Figure collection entries
<<<<
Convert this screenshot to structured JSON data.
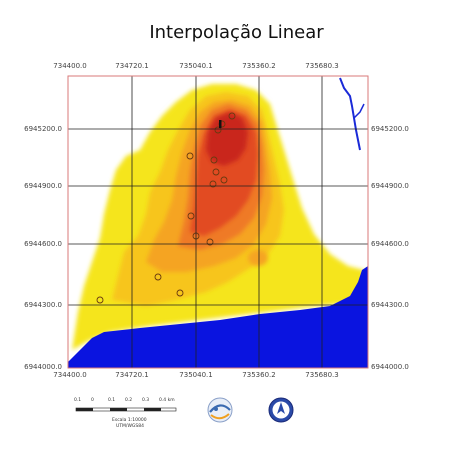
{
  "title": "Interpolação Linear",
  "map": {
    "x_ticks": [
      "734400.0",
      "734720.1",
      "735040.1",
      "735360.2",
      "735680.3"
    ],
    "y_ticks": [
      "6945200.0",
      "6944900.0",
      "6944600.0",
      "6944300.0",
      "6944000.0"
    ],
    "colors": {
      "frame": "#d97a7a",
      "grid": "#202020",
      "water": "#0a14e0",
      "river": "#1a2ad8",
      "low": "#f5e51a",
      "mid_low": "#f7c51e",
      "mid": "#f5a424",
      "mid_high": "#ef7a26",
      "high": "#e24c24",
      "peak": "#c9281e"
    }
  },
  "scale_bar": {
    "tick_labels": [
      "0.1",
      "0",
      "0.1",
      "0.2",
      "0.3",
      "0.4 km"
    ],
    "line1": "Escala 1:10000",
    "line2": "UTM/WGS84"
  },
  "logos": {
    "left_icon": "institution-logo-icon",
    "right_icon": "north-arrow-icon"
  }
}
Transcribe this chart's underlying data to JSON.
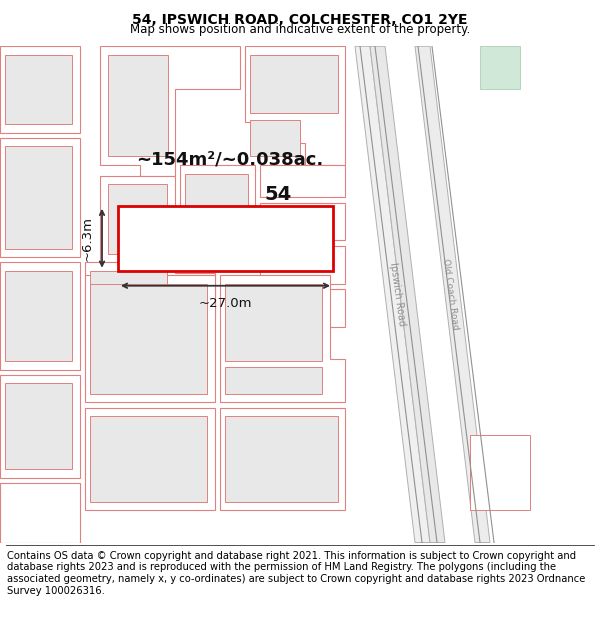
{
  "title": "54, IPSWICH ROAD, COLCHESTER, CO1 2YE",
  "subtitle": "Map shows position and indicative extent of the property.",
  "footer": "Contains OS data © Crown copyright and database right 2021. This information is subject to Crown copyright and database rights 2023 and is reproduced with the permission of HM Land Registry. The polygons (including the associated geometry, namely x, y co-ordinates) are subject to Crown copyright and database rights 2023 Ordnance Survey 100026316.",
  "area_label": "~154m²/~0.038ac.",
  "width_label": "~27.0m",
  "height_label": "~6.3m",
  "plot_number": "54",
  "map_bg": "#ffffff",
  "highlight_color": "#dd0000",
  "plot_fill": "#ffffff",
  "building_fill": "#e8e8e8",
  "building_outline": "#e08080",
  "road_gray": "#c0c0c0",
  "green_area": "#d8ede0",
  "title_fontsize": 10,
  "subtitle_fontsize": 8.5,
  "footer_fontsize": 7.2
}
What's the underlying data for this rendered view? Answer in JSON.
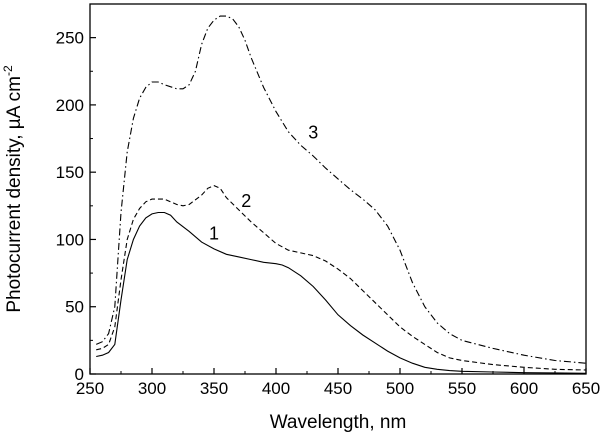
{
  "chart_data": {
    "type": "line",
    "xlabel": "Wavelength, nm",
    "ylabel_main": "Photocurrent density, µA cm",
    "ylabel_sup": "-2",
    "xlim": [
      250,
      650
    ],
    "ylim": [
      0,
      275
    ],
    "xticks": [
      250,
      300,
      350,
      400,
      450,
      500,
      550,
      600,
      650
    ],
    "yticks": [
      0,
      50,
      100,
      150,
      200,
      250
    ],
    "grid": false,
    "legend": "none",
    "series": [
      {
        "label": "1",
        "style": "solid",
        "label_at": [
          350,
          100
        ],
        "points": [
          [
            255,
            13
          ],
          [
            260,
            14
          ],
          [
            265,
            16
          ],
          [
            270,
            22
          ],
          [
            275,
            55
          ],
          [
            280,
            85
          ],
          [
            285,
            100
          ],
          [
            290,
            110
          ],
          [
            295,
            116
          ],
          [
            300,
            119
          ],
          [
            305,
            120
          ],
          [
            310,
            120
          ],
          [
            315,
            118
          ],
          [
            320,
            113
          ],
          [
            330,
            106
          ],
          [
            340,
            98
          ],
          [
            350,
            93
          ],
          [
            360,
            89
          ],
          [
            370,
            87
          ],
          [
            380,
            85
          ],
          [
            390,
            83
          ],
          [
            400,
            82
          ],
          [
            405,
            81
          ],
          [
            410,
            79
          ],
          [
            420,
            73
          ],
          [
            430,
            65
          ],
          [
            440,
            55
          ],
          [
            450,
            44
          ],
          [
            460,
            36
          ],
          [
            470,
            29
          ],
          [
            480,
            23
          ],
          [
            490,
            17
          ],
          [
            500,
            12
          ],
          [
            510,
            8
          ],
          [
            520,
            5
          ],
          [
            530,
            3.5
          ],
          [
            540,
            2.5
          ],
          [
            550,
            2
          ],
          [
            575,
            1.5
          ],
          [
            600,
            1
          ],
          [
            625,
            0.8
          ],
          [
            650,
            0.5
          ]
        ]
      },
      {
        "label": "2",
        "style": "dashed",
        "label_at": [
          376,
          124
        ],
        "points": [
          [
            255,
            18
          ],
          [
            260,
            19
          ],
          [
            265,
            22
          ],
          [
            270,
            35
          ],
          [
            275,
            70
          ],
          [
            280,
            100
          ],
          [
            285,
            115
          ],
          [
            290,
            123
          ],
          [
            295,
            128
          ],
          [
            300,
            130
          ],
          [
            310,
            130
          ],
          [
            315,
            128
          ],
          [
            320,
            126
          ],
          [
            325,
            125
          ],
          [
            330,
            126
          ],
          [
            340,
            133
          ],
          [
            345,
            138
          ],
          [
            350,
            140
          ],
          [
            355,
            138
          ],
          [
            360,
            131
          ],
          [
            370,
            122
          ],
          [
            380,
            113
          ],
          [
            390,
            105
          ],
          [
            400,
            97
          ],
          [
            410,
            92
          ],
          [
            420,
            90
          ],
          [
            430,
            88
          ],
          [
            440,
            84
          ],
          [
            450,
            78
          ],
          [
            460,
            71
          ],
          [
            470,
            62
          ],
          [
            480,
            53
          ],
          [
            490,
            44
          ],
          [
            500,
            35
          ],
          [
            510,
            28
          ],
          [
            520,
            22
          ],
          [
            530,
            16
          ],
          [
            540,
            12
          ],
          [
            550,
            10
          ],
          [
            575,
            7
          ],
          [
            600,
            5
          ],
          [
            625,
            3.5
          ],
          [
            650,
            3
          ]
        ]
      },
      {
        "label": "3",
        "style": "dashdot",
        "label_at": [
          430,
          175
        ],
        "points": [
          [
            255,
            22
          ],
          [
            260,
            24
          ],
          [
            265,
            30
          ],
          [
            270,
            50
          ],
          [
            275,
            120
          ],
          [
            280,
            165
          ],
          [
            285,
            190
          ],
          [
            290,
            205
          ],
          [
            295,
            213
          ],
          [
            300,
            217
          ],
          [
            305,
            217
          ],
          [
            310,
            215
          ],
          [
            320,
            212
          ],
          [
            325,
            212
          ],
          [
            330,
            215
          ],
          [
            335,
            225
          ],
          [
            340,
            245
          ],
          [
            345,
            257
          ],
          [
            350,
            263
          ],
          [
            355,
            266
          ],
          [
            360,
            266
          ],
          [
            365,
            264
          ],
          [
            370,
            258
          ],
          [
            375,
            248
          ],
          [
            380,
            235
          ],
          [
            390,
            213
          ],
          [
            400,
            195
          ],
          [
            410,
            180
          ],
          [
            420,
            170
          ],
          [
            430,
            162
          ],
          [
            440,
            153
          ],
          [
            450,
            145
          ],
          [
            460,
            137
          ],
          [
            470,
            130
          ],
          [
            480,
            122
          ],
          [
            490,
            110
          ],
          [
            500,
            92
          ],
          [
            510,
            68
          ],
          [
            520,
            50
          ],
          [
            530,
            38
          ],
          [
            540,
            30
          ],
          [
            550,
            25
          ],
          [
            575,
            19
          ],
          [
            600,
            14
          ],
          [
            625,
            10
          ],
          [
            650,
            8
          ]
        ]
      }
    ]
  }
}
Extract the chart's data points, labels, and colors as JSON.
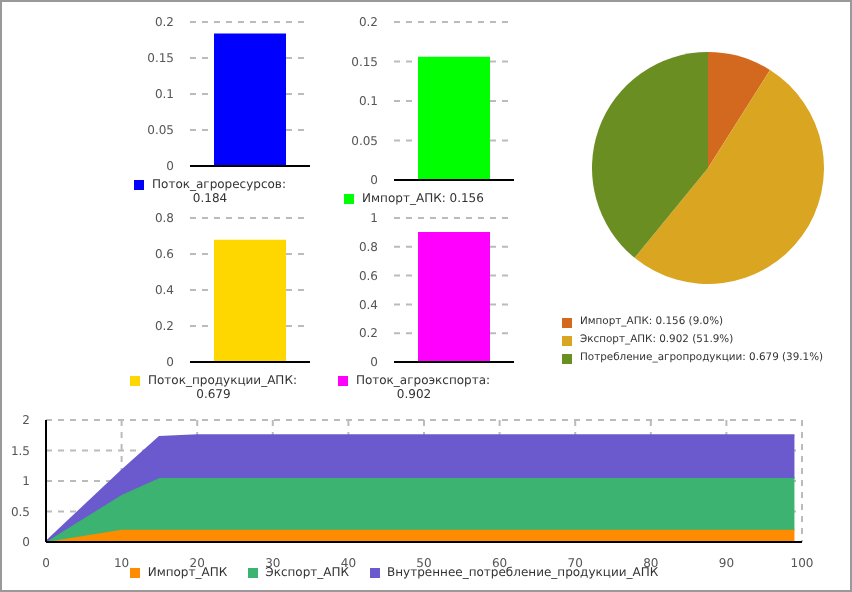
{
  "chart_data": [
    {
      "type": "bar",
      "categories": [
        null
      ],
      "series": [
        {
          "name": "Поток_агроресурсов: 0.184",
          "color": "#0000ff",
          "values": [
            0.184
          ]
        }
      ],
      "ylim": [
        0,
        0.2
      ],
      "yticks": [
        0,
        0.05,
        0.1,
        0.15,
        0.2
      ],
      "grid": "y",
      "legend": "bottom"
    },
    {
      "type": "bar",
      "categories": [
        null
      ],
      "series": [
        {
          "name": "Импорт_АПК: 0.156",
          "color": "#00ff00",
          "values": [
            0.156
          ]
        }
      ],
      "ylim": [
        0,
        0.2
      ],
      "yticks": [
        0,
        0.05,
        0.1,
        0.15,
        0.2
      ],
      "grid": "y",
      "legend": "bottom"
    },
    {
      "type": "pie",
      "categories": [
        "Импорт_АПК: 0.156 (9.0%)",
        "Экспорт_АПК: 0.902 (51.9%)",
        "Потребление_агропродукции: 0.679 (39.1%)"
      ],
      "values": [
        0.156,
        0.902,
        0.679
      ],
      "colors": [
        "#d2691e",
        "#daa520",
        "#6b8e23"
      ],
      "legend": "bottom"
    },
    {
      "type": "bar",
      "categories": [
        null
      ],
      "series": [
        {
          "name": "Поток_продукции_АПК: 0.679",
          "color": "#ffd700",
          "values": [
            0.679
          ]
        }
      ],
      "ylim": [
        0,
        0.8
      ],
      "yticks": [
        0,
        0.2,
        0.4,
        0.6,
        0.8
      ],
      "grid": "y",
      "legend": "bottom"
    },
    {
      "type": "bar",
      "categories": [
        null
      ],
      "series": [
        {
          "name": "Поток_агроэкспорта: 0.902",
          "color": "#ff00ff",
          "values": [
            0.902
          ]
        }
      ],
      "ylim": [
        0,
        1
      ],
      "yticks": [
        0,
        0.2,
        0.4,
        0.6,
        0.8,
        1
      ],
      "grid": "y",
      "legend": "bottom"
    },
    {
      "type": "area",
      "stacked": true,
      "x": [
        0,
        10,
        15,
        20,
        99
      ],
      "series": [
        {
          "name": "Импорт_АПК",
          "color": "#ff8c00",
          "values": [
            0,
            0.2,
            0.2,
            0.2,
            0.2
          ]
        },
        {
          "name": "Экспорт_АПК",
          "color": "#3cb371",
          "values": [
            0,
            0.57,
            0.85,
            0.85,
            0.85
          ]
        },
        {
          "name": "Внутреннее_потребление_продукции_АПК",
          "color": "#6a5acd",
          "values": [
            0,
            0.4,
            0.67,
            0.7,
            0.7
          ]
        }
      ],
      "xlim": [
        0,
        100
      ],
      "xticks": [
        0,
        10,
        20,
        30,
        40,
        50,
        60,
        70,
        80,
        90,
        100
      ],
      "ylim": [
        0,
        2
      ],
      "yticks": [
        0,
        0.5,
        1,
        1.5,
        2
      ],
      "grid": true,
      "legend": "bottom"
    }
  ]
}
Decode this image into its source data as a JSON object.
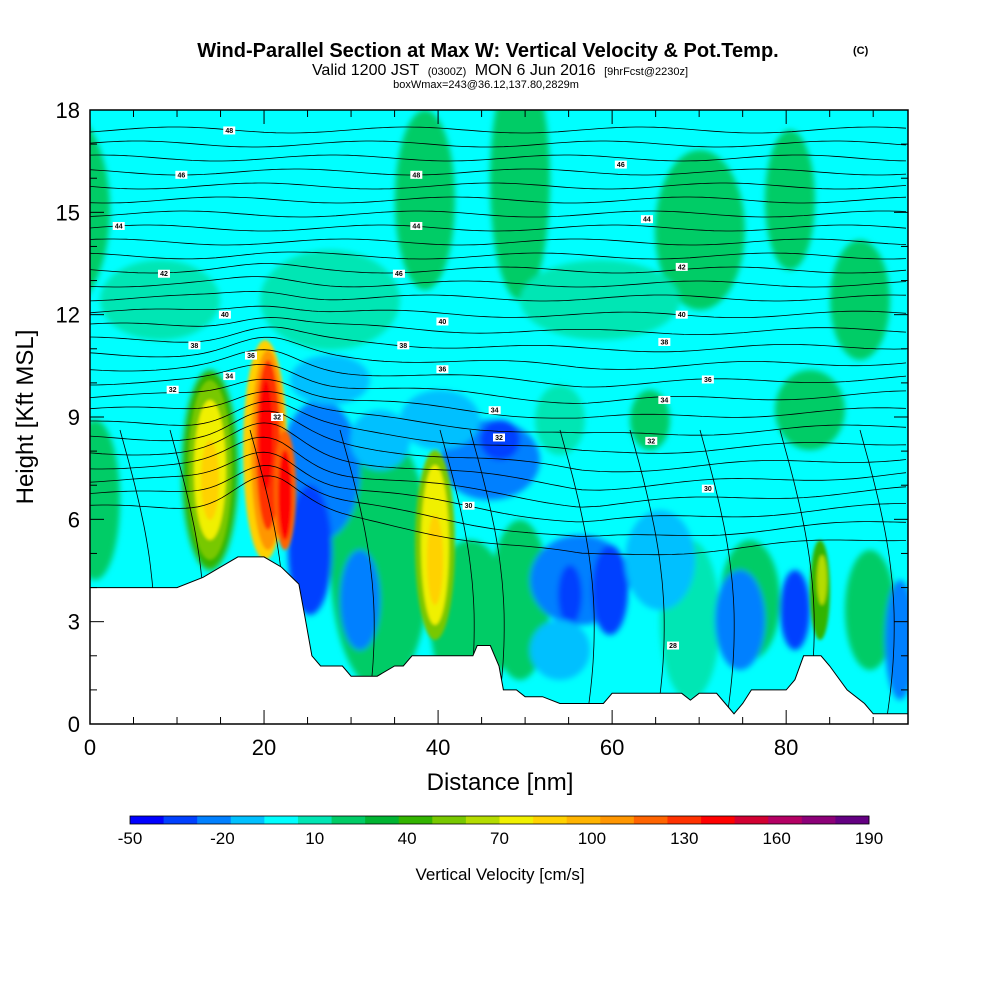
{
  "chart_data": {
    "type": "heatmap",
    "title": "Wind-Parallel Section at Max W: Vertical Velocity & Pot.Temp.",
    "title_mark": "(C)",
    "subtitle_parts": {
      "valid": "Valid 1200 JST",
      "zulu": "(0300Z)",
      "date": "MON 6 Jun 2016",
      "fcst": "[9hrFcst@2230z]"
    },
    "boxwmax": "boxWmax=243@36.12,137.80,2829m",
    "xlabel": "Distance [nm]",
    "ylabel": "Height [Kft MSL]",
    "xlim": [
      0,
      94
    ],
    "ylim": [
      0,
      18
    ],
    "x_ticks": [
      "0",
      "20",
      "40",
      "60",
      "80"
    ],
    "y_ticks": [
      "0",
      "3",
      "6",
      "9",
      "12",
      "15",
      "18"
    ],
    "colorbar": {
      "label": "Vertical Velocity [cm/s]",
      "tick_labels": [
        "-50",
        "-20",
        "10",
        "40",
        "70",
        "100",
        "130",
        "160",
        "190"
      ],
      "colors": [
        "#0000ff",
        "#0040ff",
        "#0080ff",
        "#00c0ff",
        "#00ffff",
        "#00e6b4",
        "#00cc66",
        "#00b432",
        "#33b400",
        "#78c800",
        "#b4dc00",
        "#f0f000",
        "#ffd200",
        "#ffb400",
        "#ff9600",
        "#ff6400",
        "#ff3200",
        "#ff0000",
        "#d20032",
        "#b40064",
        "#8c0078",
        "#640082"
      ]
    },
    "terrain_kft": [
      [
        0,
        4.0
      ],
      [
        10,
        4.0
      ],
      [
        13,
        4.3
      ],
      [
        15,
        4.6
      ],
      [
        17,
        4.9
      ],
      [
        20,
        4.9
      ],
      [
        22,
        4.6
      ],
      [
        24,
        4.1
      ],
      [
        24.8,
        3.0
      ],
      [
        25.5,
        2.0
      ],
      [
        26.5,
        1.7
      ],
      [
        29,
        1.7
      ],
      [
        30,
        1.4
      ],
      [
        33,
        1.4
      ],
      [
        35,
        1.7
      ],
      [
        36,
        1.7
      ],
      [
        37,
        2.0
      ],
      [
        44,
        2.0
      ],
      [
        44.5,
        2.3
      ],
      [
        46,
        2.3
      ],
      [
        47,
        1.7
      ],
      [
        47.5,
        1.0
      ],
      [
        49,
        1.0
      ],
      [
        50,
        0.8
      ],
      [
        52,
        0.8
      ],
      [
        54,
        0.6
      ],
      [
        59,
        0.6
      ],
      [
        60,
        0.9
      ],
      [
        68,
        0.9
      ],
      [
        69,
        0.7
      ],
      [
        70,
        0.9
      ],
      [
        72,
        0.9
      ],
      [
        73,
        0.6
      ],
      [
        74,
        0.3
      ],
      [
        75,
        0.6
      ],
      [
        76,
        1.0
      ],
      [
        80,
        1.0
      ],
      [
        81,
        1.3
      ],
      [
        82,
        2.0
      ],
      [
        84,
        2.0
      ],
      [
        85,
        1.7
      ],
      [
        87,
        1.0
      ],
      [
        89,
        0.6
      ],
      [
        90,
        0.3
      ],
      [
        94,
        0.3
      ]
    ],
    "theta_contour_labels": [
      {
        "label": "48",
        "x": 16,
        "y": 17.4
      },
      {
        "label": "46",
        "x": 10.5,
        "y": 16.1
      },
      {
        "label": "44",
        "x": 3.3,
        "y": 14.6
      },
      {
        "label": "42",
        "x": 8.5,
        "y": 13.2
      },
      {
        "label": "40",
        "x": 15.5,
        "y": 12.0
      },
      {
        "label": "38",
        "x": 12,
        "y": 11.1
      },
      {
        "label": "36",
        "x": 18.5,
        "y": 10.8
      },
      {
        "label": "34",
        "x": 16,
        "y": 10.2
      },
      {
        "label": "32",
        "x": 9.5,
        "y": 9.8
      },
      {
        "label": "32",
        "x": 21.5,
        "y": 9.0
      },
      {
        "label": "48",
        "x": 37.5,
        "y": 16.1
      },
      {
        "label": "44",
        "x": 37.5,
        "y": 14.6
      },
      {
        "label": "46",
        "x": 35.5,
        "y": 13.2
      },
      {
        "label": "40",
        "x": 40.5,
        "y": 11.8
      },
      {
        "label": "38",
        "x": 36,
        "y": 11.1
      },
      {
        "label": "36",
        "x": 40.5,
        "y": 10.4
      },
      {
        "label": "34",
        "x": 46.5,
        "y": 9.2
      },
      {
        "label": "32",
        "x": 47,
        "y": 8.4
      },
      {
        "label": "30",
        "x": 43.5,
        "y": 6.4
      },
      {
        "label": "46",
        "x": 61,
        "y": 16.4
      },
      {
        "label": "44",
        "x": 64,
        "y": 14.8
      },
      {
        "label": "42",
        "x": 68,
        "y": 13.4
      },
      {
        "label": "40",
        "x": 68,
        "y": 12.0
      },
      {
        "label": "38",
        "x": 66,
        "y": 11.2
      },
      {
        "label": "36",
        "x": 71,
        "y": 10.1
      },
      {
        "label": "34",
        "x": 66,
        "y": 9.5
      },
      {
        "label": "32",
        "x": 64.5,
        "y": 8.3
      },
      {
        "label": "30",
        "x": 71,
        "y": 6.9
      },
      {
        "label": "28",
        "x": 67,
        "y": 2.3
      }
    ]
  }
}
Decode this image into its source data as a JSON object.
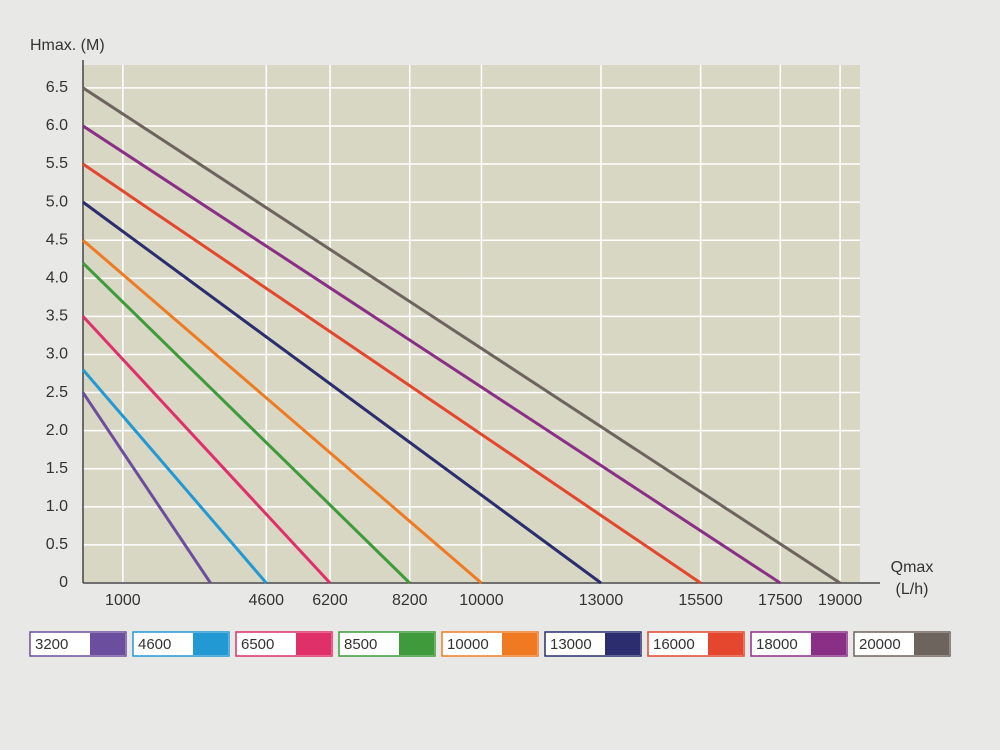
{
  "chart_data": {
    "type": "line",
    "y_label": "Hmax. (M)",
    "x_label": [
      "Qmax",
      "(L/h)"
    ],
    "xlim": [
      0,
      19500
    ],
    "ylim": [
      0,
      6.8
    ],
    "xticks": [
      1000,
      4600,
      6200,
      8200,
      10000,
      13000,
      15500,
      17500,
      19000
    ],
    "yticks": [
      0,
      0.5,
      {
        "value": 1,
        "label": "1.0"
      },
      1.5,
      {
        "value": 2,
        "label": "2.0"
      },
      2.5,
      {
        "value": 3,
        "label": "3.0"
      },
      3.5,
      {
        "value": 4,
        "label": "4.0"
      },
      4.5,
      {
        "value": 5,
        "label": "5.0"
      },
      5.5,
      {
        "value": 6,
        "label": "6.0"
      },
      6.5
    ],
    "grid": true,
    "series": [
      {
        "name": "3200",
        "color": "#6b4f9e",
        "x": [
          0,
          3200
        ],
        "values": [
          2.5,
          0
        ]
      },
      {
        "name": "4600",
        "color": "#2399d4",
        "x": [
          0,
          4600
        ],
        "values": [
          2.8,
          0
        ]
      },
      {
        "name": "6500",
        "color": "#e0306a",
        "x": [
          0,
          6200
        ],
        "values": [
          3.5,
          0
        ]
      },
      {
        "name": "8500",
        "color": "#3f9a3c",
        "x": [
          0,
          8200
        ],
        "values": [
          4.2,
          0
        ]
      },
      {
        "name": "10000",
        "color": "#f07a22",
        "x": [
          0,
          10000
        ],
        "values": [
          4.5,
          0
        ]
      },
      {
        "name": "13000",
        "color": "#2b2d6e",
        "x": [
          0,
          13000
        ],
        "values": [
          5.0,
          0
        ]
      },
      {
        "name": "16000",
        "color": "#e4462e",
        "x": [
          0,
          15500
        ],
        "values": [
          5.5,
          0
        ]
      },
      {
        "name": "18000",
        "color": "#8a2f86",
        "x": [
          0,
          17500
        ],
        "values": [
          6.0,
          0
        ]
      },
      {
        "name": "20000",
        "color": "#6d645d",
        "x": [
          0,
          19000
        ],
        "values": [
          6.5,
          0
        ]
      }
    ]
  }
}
>>>>
Look through the listing and extract every line with "Velocity" in it.

The completed task
    "title": "Wind-Parallel Section at Max W: Vertical Velocity & Pot.Temp.",
      "label": "Vertical Velocity [cm/s]",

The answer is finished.